> Short exercise: Every record that follows should be printed verbatim.

Saved entries
= = = = = = =

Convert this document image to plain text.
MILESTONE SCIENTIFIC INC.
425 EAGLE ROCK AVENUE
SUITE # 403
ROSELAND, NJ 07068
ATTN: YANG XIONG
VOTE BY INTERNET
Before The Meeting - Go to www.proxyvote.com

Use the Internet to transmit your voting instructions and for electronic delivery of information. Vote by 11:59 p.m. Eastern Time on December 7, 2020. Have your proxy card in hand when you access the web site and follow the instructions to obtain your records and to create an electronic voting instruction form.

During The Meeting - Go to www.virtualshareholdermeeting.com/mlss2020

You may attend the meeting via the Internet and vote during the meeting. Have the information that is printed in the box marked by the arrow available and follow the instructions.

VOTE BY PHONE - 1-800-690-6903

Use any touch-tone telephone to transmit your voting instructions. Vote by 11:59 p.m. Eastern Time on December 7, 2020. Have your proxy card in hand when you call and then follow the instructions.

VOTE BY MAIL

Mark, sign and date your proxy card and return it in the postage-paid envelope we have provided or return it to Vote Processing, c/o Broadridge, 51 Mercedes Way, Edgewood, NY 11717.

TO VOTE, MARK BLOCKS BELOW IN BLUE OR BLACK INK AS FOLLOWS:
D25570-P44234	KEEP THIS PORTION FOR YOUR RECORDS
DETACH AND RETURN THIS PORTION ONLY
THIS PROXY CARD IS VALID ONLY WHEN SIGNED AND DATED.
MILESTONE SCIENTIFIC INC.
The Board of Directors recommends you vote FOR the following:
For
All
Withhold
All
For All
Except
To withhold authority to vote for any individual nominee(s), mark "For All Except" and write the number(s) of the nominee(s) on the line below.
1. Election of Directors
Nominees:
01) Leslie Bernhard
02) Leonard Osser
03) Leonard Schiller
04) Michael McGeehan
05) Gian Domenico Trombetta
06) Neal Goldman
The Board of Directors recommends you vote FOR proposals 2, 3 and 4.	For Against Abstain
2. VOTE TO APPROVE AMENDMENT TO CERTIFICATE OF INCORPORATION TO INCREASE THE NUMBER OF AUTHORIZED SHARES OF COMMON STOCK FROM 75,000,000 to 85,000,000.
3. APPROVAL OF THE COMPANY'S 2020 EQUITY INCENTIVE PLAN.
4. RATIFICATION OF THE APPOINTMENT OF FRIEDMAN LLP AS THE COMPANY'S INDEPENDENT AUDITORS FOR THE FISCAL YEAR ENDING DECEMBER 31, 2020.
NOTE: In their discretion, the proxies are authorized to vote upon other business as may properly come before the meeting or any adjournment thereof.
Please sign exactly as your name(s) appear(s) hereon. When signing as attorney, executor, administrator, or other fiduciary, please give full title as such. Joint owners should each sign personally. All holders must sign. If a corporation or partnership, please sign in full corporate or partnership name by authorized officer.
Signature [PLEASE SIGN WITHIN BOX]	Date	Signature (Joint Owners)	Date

= = = = = = =

> Response to the task:
Convert this document image to plain text.
MILESTONE SCIENTIFIC INC.
425 EAGLE ROCK AVENUE
SUITE # 403
ROSELAND, NJ 07068
ATTN: YANG XIONG
VOTE BY INTERNET
Before The Meeting - Go to www.proxyvote.com

Use the Internet to transmit your voting instructions and for electronic delivery of information. Vote by 11:59 p.m. Eastern Time on December 7, 2020. Have your proxy card in hand when you access the web site and follow the instructions to obtain your records and to create an electronic voting instruction form.

During The Meeting - Go to www.virtualshareholdermeeting.com/mlss2020

You may attend the meeting via the Internet and vote during the meeting. Have the information that is printed in the box marked by the arrow available and follow the instructions.

VOTE BY PHONE - 1-800-690-6903

Use any touch-tone telephone to transmit your voting instructions. Vote by 11:59 p.m. Eastern Time on December 7, 2020. Have your proxy card in hand when you call and then follow the instructions.

VOTE BY MAIL

Mark, sign and date your proxy card and return it in the postage-paid envelope we have provided or return it to Vote Processing, c/o Broadridge, 51 Mercedes Way, Edgewood, NY 11717.

TO VOTE, MARK BLOCKS BELOW IN BLUE OR BLACK INK AS FOLLOWS:
D25570-P44234	KEEP THIS PORTION FOR YOUR RECORDS
DETACH AND RETURN THIS PORTION ONLY
THIS PROXY CARD IS VALID ONLY WHEN SIGNED AND DATED.
MILESTONE SCIENTIFIC INC.
The Board of Directors recommends you vote FOR the following:
For
All
Withhold
All
For All
Except
To withhold authority to vote for any individual nominee(s), mark "For All Except" and write the number(s) of the nominee(s) on the line below.
1. Election of Directors
Nominees:
01) Leslie Bernhard
02) Leonard Osser
03) Leonard Schiller
04) Michael McGeehan
05) Gian Domenico Trombetta
06) Neal Goldman
The Board of Directors recommends you vote FOR proposals 2, 3 and 4.	For Against Abstain
2. VOTE TO APPROVE AMENDMENT TO CERTIFICATE OF INCORPORATION TO INCREASE THE NUMBER OF AUTHORIZED SHARES OF COMMON STOCK FROM 75,000,000 to 85,000,000.
3. APPROVAL OF THE COMPANY'S 2020 EQUITY INCENTIVE PLAN.
4. RATIFICATION OF THE APPOINTMENT OF FRIEDMAN LLP AS THE COMPANY'S INDEPENDENT AUDITORS FOR THE FISCAL YEAR ENDING DECEMBER 31, 2020.
NOTE: In their discretion, the proxies are authorized to vote upon other business as may properly come before the meeting or any adjournment thereof.
Please sign exactly as your name(s) appear(s) hereon. When signing as attorney, executor, administrator, or other fiduciary, please give full title as such. Joint owners should each sign personally. All holders must sign. If a corporation or partnership, please sign in full corporate or partnership name by authorized officer.
Signature [PLEASE SIGN WITHIN BOX]	Date	Signature (Joint Owners)	Date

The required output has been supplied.